Teks Bacaan:

»»

10) Meridian Pass (Merd.
Pass)
Meridian
pass adalah waktu pada saat matahari tepat di titik kulminasi atas atau tepat
di meridian langit menurut waktu pertengahan, yang menurut waktu hakiki saat
itu menunjukkan tepat jam 12 siang.
C.
Jadwal
Salat Sepanjang Masa[10]
Jadwal salat sepanjang
masa disebut juga jadwal salat abadi ataupun jadwal salat untuk selama-lamanya. Penamaan itu karena jadwal salat tersebut
dapat digunakan untuk penentuan awal waktu salat untuk selama-lamanya, abadi,
atau sepanjang masa. Pada jadwal salat
sepanjang masa itu terdapat penentuan awal waktu salat selama satu tahun penuh
dari bulan Januari sampai bulan Desember.
Hasib biasa melakukan interpolasi antara 3-5 hari untuk efisiensi
sehingga jadwal dapat disajikan dalam selembar data. Hal ini untuk memudahkan
dalam pemajangannya.
Kenapa disebut jadwal
salat sepanjang masa, jadwal salat abadi ataupun jadwal salat untuk
selama-lamanya, ini merupakan sebuah pertanyaan yag harus dijelaskan. Apakah
memang jadwal-jadwal tersebut keberlakuan memang sepanjang masa, abadi, dan
untuk selama-lamanya. Ataukah ada batas waktu tertentu untuk keberlakuan
jadwal-jadwal tersebut.

««

Data Mentah:
»»

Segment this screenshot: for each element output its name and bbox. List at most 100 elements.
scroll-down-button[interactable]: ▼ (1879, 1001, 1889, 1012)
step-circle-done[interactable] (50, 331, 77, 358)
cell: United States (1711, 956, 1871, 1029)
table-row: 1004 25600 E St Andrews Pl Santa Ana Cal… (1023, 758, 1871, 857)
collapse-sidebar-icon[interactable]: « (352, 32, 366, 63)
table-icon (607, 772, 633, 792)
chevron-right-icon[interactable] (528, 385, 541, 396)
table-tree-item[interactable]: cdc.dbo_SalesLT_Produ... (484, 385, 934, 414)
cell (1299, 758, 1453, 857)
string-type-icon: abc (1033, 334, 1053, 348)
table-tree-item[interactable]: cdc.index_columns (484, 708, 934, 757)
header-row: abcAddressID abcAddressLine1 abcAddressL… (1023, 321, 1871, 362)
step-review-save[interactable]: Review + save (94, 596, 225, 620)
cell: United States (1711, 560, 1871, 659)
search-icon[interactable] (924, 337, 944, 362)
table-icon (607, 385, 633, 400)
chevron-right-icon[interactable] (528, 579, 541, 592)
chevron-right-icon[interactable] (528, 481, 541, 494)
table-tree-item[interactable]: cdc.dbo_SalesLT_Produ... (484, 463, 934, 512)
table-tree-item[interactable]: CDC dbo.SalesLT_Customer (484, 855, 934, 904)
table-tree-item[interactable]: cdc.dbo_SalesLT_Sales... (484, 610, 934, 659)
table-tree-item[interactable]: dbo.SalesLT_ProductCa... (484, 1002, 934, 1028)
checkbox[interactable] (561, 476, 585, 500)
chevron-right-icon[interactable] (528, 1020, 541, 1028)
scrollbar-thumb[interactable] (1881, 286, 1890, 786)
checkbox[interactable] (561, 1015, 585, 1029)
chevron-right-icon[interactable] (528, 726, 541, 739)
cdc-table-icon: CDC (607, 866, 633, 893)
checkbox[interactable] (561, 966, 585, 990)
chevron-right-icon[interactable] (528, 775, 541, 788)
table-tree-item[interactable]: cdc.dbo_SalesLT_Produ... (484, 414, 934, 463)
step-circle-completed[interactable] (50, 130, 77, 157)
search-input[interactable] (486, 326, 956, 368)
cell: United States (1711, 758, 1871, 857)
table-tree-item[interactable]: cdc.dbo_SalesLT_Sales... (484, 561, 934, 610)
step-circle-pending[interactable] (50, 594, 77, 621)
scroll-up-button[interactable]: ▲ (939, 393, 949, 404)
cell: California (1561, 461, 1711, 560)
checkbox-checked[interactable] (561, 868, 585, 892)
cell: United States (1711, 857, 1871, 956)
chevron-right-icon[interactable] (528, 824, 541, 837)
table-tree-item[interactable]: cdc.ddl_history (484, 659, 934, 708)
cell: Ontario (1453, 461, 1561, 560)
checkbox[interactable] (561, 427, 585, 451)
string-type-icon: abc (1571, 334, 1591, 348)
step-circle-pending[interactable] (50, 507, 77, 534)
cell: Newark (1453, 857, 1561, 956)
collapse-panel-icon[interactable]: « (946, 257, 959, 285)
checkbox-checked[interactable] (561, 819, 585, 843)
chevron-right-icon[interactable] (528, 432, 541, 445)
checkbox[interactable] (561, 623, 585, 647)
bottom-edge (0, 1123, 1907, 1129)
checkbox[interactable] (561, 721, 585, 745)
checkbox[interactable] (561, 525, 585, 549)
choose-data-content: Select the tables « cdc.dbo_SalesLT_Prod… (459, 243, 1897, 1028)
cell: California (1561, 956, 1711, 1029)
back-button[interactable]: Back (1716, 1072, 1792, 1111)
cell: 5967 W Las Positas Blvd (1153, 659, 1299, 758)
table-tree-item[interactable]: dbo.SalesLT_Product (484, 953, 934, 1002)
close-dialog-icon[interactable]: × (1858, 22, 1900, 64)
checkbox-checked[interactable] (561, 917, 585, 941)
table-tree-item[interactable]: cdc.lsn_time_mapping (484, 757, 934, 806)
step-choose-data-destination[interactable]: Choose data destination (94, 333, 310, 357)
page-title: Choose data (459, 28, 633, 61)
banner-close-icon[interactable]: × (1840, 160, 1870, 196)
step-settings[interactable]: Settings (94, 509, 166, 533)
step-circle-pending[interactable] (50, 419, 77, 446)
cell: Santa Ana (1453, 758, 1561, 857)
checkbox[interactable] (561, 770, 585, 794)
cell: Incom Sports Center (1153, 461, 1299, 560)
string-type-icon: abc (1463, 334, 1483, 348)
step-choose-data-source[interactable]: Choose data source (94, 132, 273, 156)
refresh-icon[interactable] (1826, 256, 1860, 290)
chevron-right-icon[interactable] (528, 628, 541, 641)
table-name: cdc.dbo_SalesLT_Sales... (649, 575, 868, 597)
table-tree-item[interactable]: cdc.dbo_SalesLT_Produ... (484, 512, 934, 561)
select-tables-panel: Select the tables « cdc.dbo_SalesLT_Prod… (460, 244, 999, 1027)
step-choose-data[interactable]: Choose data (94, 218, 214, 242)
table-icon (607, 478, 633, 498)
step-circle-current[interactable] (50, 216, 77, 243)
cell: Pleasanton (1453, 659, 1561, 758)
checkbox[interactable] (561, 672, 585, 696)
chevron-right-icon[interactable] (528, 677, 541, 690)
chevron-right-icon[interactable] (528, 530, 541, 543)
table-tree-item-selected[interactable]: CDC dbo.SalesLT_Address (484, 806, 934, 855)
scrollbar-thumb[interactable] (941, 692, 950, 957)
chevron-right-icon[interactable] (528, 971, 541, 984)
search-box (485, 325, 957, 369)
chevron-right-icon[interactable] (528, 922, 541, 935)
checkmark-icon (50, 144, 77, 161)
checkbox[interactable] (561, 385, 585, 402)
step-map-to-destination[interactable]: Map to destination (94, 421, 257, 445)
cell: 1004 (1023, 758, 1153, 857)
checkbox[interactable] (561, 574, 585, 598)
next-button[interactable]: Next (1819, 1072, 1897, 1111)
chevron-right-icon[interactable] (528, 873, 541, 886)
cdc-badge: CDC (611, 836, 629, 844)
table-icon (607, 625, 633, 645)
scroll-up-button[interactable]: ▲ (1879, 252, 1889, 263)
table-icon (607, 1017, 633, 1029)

««

Tugas:
- A) Menurut teks tentang jadwal salat, jadwal salat sepanjang masa memuat penentuan awal waktu salat untuk rentang waktu berapa lama?
- B) Salin dengan tepat bagian teks tentang jadwal salat mulai dari "Kenapa disebut jadwal" sampai "jadwal-jadwal tersebut.".
- C) Lanjutkan teks tentang jadwal salat sepanjang masa mulai setelah kalimat terakhirnya.

Kunci Jawaban:
- A) Selama satu tahun penuh, dari bulan Januari sampai bulan Desember.

- B)
Kenapa disebut jadwal
salat sepanjang masa, jadwal salat abadi ataupun jadwal salat untuk
selama-lamanya, ini merupakan sebuah pertanyaan yag harus dijelaskan. Apakah
memang jadwal-jadwal tersebut keberlakuan memang sepanjang masa, abadi, dan
untuk selama-lamanya. Ataukah ada batas waktu tertentu untuk keberlakuan
jadwal-jadwal tersebut.

- C)
Guna terwujudnya Jadwal
salat yang dapat dijadikan acuan perlu jadwal yang akurat. Sebuah jadwal salat
yang akurat tidaklah rumit. Karena jadwal salat secara umum tidaklah
membutuhkan tingkat ketelitian atau akurasi yang tinggi. Dalam perhitungan awal
waktu salat tidak perlu dilakukan koreksian yang banyak sehingga memiliki
akurasi yang tinggi. Hal ini karena beberapa hal:
1.
Sebuah jadwal
salat hanya mencantumkan waktu dalam ukuran jam dan menit. Tidak mencantumkan
ukuran detiknya. Karena jika dalam perhitungan jadwal salat digunakan data-data
yang riil dan dilakukan koreksi-koreksi posisi Matahari utuk perhitungan dengan
akurasi tinggi, perubahan jadwal yang dihasilkan hanya pada hitungan detik.
Perubahan ini tidak signifikan, lagi pula yang dibutuhkan dalam perhitungan
awal waktu salat hanya sampai hitungan menit saja, tidak sampai pada hitungan
detiknya.
2.
Data deklinasi
Matahari dan equation of time yang biasa digunakan dalam perhitungan awal waktu
salat oleh para ahli Falak biasanya adalah data deklinasi Matahari pada waktu
perhitungan awal waktu Zuhur. Jadi tidak menggunakan data-data riil untuk
perhitungan masing-masing waktu salat. Ini berdasarkan argumentasi karena data
deklinasi Matahari dalam satu hari itu tidak banyak perubahannya.
3.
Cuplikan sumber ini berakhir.